## start

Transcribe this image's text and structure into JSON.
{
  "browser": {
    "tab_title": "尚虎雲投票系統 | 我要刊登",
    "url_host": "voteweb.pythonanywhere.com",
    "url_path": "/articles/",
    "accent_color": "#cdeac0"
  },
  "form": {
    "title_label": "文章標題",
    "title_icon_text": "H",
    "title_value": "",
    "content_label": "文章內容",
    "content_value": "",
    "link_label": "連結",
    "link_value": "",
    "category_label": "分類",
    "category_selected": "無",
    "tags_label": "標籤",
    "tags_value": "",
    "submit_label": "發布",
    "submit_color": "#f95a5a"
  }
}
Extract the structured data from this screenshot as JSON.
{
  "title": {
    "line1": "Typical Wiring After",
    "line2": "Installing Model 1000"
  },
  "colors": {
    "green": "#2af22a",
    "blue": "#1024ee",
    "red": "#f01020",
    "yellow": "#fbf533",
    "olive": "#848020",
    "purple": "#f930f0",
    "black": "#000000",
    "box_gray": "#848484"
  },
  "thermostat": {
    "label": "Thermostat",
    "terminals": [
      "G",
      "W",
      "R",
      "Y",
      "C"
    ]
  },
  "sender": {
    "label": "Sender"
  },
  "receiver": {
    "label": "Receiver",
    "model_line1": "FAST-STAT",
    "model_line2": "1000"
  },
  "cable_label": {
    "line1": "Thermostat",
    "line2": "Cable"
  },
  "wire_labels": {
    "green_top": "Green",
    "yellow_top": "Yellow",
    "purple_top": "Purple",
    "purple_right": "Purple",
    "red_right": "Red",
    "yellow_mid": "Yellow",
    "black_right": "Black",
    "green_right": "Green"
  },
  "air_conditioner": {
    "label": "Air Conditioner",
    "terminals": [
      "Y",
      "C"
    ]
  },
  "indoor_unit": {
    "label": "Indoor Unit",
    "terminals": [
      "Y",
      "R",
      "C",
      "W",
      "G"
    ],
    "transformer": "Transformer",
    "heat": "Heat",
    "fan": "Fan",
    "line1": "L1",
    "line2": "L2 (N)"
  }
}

## end

→ Set problem
Using the listing above, list every line in which the string "this" occurs.

→ Problem solution
Transcribe this image's text and structure into JSON.
Extract the structured data from this screenshot as JSON.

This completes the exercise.